— begin SUPPLIED MATERIAL —

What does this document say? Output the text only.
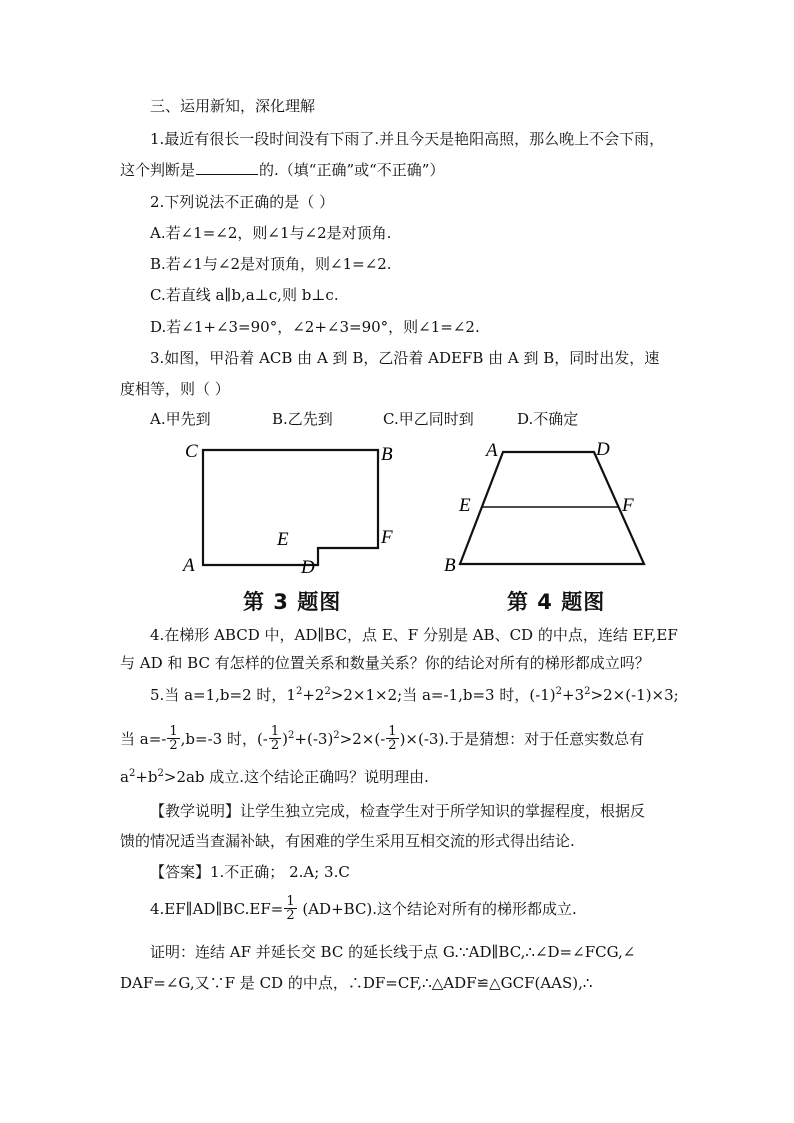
三、运用新知，深化理解
1.最近有很长一段时间没有下雨了.并且今天是艳阳高照，那么晚上不会下雨，
这个判断是	的.（填“正确”或“不正确”）
2.下列说法不正确的是（ ）
A.若∠1=∠2，则∠1与∠2是对顶角.
B.若∠1与∠2是对顶角，则∠1=∠2.
C.若直线 a∥b,a⊥c,则 b⊥c.
D.若∠1+∠3=90°，∠2+∠3=90°，则∠1=∠2.
3.如图，甲沿着 ACB 由 A 到 B，乙沿着 ADEFB 由 A 到 B，同时出发，速
度相等，则（ ）
A.甲先到	B.乙先到	C.甲乙同时到	D.不确定
C	B
E	F
A	D
A	D
E	F
B
第 3 题图	第 4 题图
4.在梯形 ABCD 中，AD∥BC，点 E、F 分别是 AB、CD 的中点，连结 EF,EF
与 AD 和 BC 有怎样的位置关系和数量关系？你的结论对所有的梯形都成立吗？
5.当 a=1,b=2 时，$1^2+2^2>2\times 1\times 2$;当 a=-1,b=3 时，$(-1)^2+3^2>2\times(-1)\times 3$;
当 $a=- \frac{1}{2} ,b=-3$ 时，(- $\frac{1}{2} )^2+(-3)^2>2\times(- \frac{1}{2} )\times(-3)$.于是猜想：对于任意实数总有
$a^2+b^2>2ab$ 成立.这个结论正确吗？说明理由.
【教学说明】让学生独立完成，检查学生对于所学知识的掌握程度，根据反
馈的情况适当查漏补缺，有困难的学生采用互相交流的形式得出结论.
【答案】1.不正确； 2.A; 3.C
4.EF∥AD∥BC.EF= $\frac{1}{2} (AD+BC)$.这个结论对所有的梯形都成立.
证明：连结 AF 并延长交 BC 的延长线于点 G.∵AD∥BC,∴∠D=∠FCG,∠
DAF=∠G,又∵F 是 CD 的中点，∴DF=CF,∴△ADF≌△GCF(AAS),∴
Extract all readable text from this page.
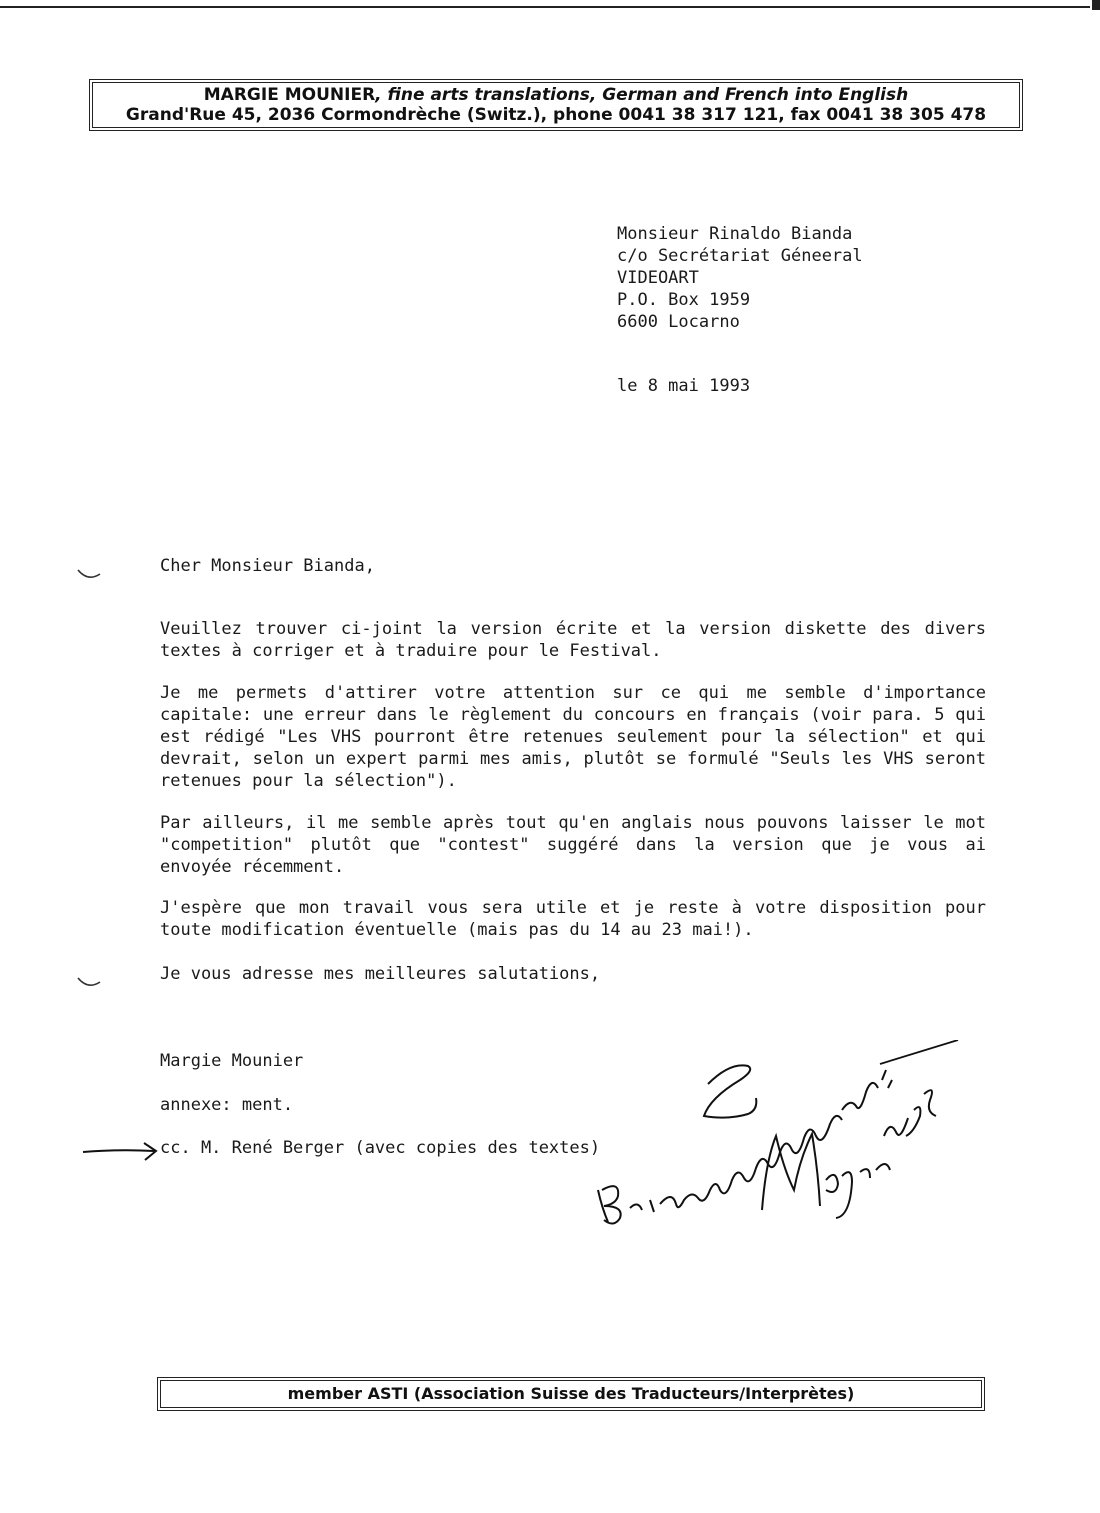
MARGIE MOUNIER, fine arts translations, German and French into English
Grand'Rue 45, 2036 Cormondrèche (Switz.), phone 0041 38 317 121, fax 0041 38 305 478
Monsieur Rinaldo Bianda
c/o Secrétariat Géneeral
VIDEOART
P.O. Box 1959
6600 Locarno
le 8 mai 1993
Cher Monsieur Bianda,
Veuillez trouver ci-joint la version écrite et la version diskette des divers textes à corriger et à traduire pour le Festival.
Je me permets d'attirer votre attention sur ce qui me semble d'importance capitale: une erreur dans le règlement du concours en français (voir para. 5 qui est rédigé "Les VHS pourront être retenues seulement pour la sélection" et qui devrait, selon un expert parmi mes amis, plutôt se formulé "Seuls les VHS seront retenues pour la sélection").
Par ailleurs, il me semble après tout qu'en anglais nous pouvons laisser le mot "competition" plutôt que "contest" suggéré dans la version que je vous ai envoyée récemment.
J'espère que mon travail vous sera utile et je reste à votre disposition pour toute modification éventuelle (mais pas du 14 au 23 mai!).
Je vous adresse mes meilleures salutations,
Margie Mounier
annexe: ment.
cc. M. René Berger (avec copies des textes)
member ASTI (Association Suisse des Traducteurs/Interprètes)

— end SUPPLIED MATERIAL —

Repeat the data above exactly, but not the pictures.

What does this document say? Output the text only.
三、运用新知，深化理解
1.最近有很长一段时间没有下雨了.并且今天是艳阳高照，那么晚上不会下雨，
这个判断是	的.（填“正确”或“不正确”）
2.下列说法不正确的是（ ）
A.若∠1=∠2，则∠1与∠2是对顶角.
B.若∠1与∠2是对顶角，则∠1=∠2.
C.若直线 a∥b,a⊥c,则 b⊥c.
D.若∠1+∠3=90°，∠2+∠3=90°，则∠1=∠2.
3.如图，甲沿着 ACB 由 A 到 B，乙沿着 ADEFB 由 A 到 B，同时出发，速
度相等，则（ ）
A.甲先到	B.乙先到	C.甲乙同时到	D.不确定
C	B
E	F
A	D
A	D
E	F
B
第 3 题图	第 4 题图
4.在梯形 ABCD 中，AD∥BC，点 E、F 分别是 AB、CD 的中点，连结 EF,EF
与 AD 和 BC 有怎样的位置关系和数量关系？你的结论对所有的梯形都成立吗？
5.当 a=1,b=2 时，$1^2+2^2>2\times 1\times 2$;当 a=-1,b=3 时，$(-1)^2+3^2>2\times(-1)\times 3$;
当 $a=- \frac{1}{2} ,b=-3$ 时，(- $\frac{1}{2} )^2+(-3)^2>2\times(- \frac{1}{2} )\times(-3)$.于是猜想：对于任意实数总有
$a^2+b^2>2ab$ 成立.这个结论正确吗？说明理由.
【教学说明】让学生独立完成，检查学生对于所学知识的掌握程度，根据反
馈的情况适当查漏补缺，有困难的学生采用互相交流的形式得出结论.
【答案】1.不正确； 2.A; 3.C
4.EF∥AD∥BC.EF= $\frac{1}{2} (AD+BC)$.这个结论对所有的梯形都成立.
证明：连结 AF 并延长交 BC 的延长线于点 G.∵AD∥BC,∴∠D=∠FCG,∠
DAF=∠G,又∵F 是 CD 的中点，∴DF=CF,∴△ADF≌△GCF(AAS),∴
Extract all readable text from this page.
MARGIE MOUNIER, fine arts translations, German and French into English
Grand'Rue 45, 2036 Cormondrèche (Switz.), phone 0041 38 317 121, fax 0041 38 305 478
Monsieur Rinaldo Bianda
c/o Secrétariat Géneeral
VIDEOART
P.O. Box 1959
6600 Locarno
le 8 mai 1993
Cher Monsieur Bianda,
Veuillez trouver ci-joint la version écrite et la version diskette des divers textes à corriger et à traduire pour le Festival.
Je me permets d'attirer votre attention sur ce qui me semble d'importance capitale: une erreur dans le règlement du concours en français (voir para. 5 qui est rédigé "Les VHS pourront être retenues seulement pour la sélection" et qui devrait, selon un expert parmi mes amis, plutôt se formulé "Seuls les VHS seront retenues pour la sélection").
Par ailleurs, il me semble après tout qu'en anglais nous pouvons laisser le mot "competition" plutôt que "contest" suggéré dans la version que je vous ai envoyée récemment.
J'espère que mon travail vous sera utile et je reste à votre disposition pour toute modification éventuelle (mais pas du 14 au 23 mai!).
Je vous adresse mes meilleures salutations,
Margie Mounier
annexe: ment.
cc. M. René Berger (avec copies des textes)
member ASTI (Association Suisse des Traducteurs/Interprètes)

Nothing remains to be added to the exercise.